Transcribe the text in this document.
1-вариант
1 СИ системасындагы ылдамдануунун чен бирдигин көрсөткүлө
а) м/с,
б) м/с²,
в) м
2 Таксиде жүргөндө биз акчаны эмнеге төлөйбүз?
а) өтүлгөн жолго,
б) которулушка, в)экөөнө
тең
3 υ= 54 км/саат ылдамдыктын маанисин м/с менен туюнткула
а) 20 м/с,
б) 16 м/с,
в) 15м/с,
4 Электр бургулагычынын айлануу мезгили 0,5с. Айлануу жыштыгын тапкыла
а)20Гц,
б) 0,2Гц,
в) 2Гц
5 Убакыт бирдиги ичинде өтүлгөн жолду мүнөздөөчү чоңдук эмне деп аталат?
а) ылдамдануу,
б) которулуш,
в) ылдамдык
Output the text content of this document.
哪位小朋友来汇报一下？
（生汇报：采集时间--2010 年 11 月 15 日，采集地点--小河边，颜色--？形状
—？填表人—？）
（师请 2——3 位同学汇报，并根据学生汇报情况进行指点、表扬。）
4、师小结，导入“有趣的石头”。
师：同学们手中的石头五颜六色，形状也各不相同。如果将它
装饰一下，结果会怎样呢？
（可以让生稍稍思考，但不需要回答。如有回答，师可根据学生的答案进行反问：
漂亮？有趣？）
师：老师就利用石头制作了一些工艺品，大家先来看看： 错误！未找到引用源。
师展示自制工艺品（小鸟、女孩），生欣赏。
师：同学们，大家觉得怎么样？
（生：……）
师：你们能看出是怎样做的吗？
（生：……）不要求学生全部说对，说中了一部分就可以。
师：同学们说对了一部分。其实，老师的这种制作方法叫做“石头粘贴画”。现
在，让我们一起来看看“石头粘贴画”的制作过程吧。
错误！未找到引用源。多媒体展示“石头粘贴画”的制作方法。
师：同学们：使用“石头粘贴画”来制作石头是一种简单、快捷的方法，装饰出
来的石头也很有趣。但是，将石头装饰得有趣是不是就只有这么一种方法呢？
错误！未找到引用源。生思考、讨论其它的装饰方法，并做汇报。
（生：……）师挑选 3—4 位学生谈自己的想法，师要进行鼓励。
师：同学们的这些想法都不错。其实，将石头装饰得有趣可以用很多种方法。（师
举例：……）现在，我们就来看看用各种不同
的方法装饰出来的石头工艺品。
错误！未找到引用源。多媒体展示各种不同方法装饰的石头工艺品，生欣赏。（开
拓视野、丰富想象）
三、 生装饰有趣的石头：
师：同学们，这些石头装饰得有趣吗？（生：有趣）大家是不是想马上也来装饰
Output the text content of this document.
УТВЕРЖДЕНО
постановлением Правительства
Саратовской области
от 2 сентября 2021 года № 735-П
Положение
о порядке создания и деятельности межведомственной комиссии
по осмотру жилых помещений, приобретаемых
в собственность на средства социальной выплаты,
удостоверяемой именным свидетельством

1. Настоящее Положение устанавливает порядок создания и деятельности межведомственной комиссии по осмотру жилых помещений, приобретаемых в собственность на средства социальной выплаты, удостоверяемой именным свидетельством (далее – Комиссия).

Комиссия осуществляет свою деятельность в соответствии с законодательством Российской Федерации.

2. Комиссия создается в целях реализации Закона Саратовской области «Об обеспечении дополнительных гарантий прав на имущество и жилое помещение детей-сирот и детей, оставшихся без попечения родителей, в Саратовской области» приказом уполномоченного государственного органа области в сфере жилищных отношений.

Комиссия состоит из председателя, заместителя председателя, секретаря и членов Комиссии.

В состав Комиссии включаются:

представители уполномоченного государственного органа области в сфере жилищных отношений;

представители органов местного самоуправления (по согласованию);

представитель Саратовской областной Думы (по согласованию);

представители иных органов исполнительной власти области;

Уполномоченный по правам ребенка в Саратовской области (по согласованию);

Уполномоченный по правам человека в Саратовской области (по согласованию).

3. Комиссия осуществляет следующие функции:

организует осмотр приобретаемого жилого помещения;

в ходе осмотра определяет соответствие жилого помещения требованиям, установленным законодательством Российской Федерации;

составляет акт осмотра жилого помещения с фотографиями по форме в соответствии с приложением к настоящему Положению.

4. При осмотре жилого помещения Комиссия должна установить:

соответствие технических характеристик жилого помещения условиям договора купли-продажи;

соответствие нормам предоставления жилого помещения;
+ + + + + + +
#### PROBLEM STATEMENT
Reproduce the listing in full. Keep it exactly as written.

#### TASK OUTPUT
Transcribe the text in this document.
1-вариант
1 СИ системасындагы ылдамдануунун чен бирдигин көрсөткүлө
а) м/с,
б) м/с²,
в) м
2 Таксиде жүргөндө биз акчаны эмнеге төлөйбүз?
а) өтүлгөн жолго,
б) которулушка, в)экөөнө
тең
3 υ= 54 км/саат ылдамдыктын маанисин м/с менен туюнткула
а) 20 м/с,
б) 16 м/с,
в) 15м/с,
4 Электр бургулагычынын айлануу мезгили 0,5с. Айлануу жыштыгын тапкыла
а)20Гц,
б) 0,2Гц,
в) 2Гц
5 Убакыт бирдиги ичинде өтүлгөн жолду мүнөздөөчү чоңдук эмне деп аталат?
а) ылдамдануу,
б) которулуш,
в) ылдамдык
Output the text content of this document.
哪位小朋友来汇报一下？
（生汇报：采集时间--2010 年 11 月 15 日，采集地点--小河边，颜色--？形状
—？填表人—？）
（师请 2——3 位同学汇报，并根据学生汇报情况进行指点、表扬。）
4、师小结，导入“有趣的石头”。
师：同学们手中的石头五颜六色，形状也各不相同。如果将它
装饰一下，结果会怎样呢？
（可以让生稍稍思考，但不需要回答。如有回答，师可根据学生的答案进行反问：
漂亮？有趣？）
师：老师就利用石头制作了一些工艺品，大家先来看看： 错误！未找到引用源。
师展示自制工艺品（小鸟、女孩），生欣赏。
师：同学们，大家觉得怎么样？
（生：……）
师：你们能看出是怎样做的吗？
（生：……）不要求学生全部说对，说中了一部分就可以。
师：同学们说对了一部分。其实，老师的这种制作方法叫做“石头粘贴画”。现
在，让我们一起来看看“石头粘贴画”的制作过程吧。
错误！未找到引用源。多媒体展示“石头粘贴画”的制作方法。
师：同学们：使用“石头粘贴画”来制作石头是一种简单、快捷的方法，装饰出
来的石头也很有趣。但是，将石头装饰得有趣是不是就只有这么一种方法呢？
错误！未找到引用源。生思考、讨论其它的装饰方法，并做汇报。
（生：……）师挑选 3—4 位学生谈自己的想法，师要进行鼓励。
师：同学们的这些想法都不错。其实，将石头装饰得有趣可以用很多种方法。（师
举例：……）现在，我们就来看看用各种不同
的方法装饰出来的石头工艺品。
错误！未找到引用源。多媒体展示各种不同方法装饰的石头工艺品，生欣赏。（开
拓视野、丰富想象）
三、 生装饰有趣的石头：
师：同学们，这些石头装饰得有趣吗？（生：有趣）大家是不是想马上也来装饰
Output the text content of this document.
УТВЕРЖДЕНО
постановлением Правительства
Саратовской области
от 2 сентября 2021 года № 735-П
Положение
о порядке создания и деятельности межведомственной комиссии
по осмотру жилых помещений, приобретаемых
в собственность на средства социальной выплаты,
удостоверяемой именным свидетельством

1. Настоящее Положение устанавливает порядок создания и деятельности межведомственной комиссии по осмотру жилых помещений, приобретаемых в собственность на средства социальной выплаты, удостоверяемой именным свидетельством (далее – Комиссия).

Комиссия осуществляет свою деятельность в соответствии с законодательством Российской Федерации.

2. Комиссия создается в целях реализации Закона Саратовской области «Об обеспечении дополнительных гарантий прав на имущество и жилое помещение детей-сирот и детей, оставшихся без попечения родителей, в Саратовской области» приказом уполномоченного государственного органа области в сфере жилищных отношений.

Комиссия состоит из председателя, заместителя председателя, секретаря и членов Комиссии.

В состав Комиссии включаются:

представители уполномоченного государственного органа области в сфере жилищных отношений;

представители органов местного самоуправления (по согласованию);

представитель Саратовской областной Думы (по согласованию);

представители иных органов исполнительной власти области;

Уполномоченный по правам ребенка в Саратовской области (по согласованию);

Уполномоченный по правам человека в Саратовской области (по согласованию).

3. Комиссия осуществляет следующие функции:

организует осмотр приобретаемого жилого помещения;

в ходе осмотра определяет соответствие жилого помещения требованиям, установленным законодательством Российской Федерации;

составляет акт осмотра жилого помещения с фотографиями по форме в соответствии с приложением к настоящему Положению.

4. При осмотре жилого помещения Комиссия должна установить:

соответствие технических характеристик жилого помещения условиям договора купли-продажи;

соответствие нормам предоставления жилого помещения;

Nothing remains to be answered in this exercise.